**WHAT IS REQUIRED:** Answer with a number only: how many lines of the data contain "text"?

[Source data]
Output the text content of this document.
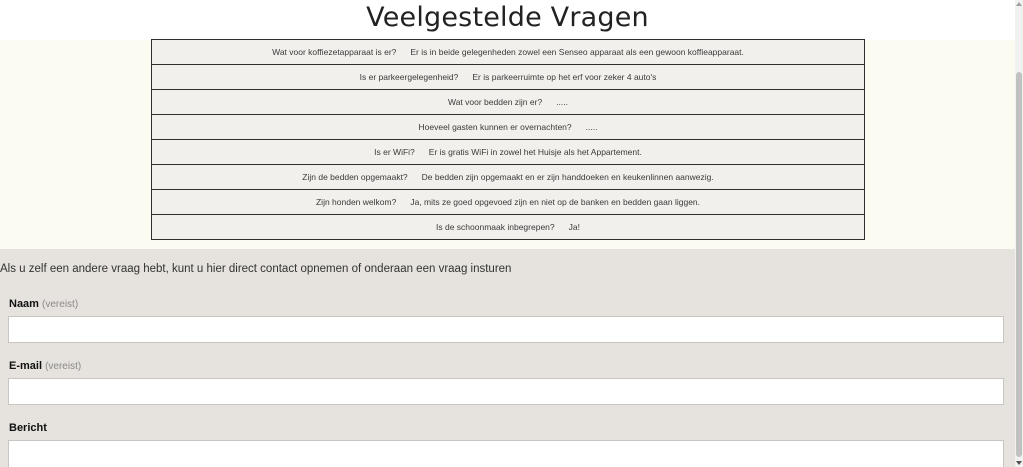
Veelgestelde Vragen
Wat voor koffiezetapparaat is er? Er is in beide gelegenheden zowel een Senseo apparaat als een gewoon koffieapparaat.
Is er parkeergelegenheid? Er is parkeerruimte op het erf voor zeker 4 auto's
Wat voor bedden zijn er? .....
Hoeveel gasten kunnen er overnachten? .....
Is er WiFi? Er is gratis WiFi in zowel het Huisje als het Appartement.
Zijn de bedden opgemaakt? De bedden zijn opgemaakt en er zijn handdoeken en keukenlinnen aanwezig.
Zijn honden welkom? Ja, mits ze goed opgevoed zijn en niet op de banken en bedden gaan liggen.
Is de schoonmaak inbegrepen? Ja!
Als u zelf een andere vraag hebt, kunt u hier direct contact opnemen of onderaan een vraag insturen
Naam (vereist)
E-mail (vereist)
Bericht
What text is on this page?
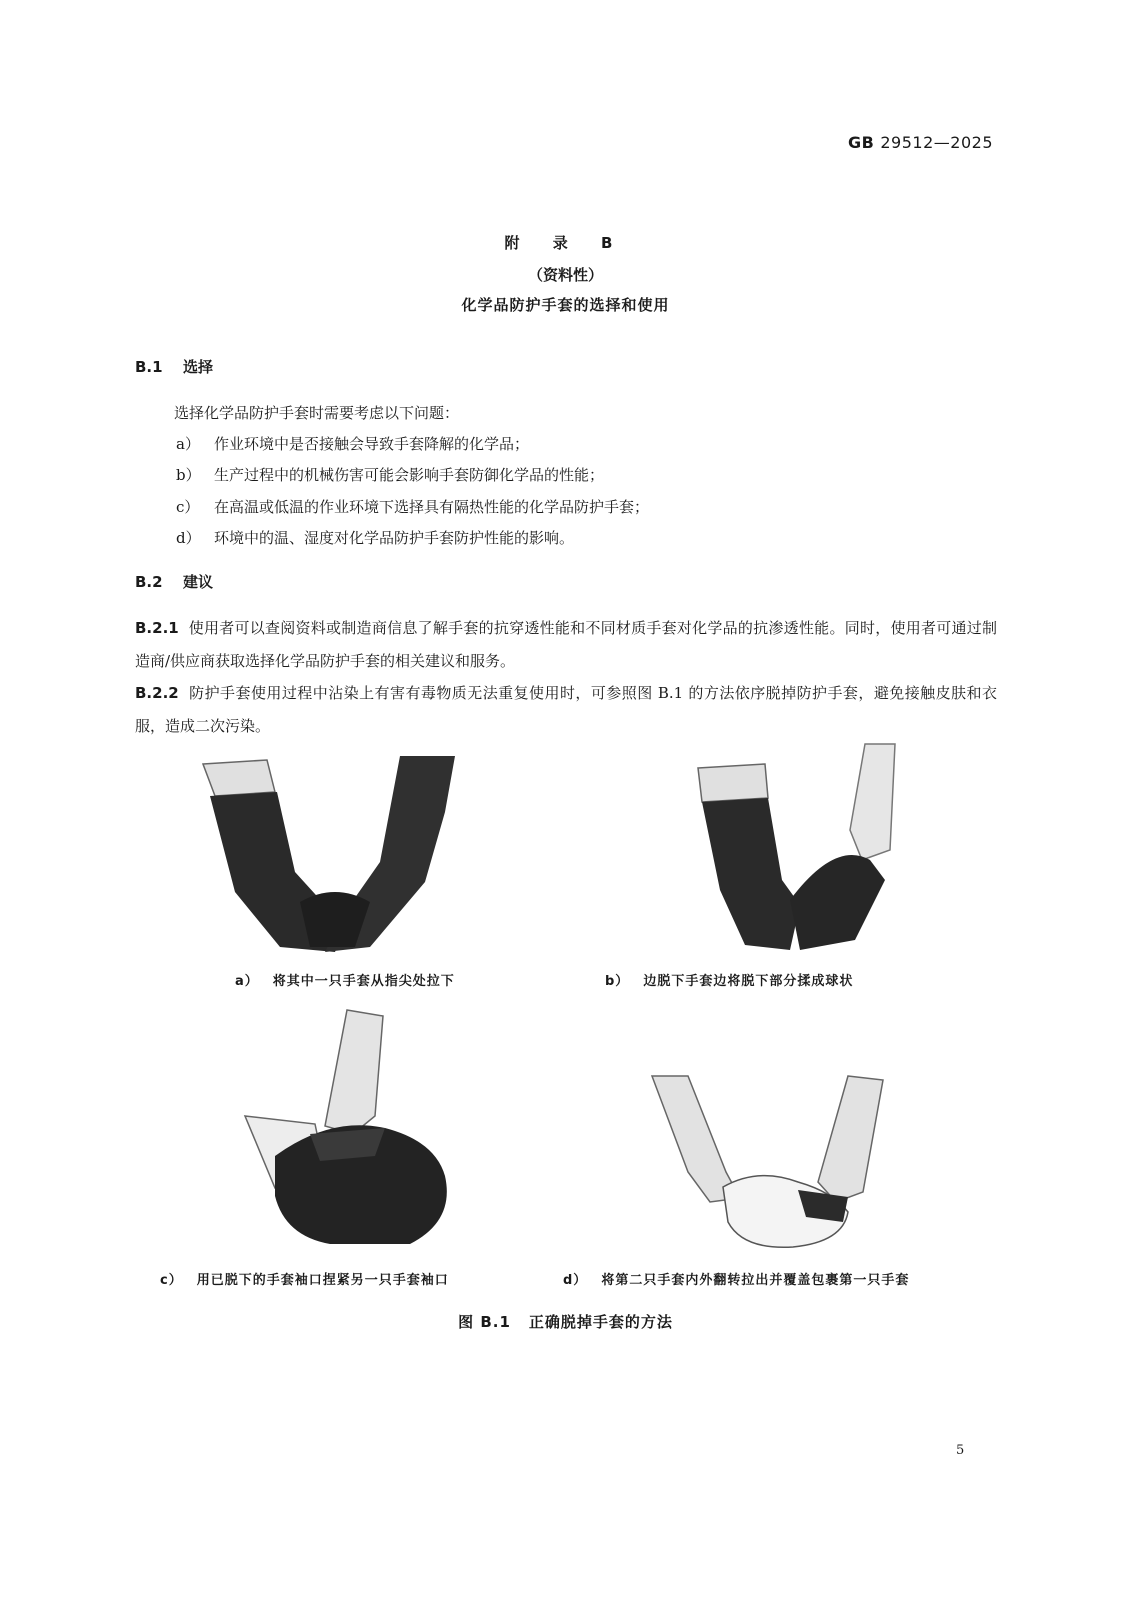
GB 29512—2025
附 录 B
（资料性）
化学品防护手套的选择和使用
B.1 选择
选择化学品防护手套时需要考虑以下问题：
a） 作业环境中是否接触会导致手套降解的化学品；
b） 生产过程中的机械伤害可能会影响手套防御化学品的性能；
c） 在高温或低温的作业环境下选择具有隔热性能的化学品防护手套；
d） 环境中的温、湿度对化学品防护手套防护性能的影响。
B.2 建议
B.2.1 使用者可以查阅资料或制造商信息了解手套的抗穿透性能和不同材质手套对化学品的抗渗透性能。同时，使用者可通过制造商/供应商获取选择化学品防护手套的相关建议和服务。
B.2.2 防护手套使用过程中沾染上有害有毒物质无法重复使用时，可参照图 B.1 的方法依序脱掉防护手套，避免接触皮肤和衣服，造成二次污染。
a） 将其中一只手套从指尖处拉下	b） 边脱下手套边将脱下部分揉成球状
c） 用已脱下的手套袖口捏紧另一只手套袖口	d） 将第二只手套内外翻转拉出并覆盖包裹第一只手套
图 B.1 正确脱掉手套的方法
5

**WRITTEN RESPONSE:** 2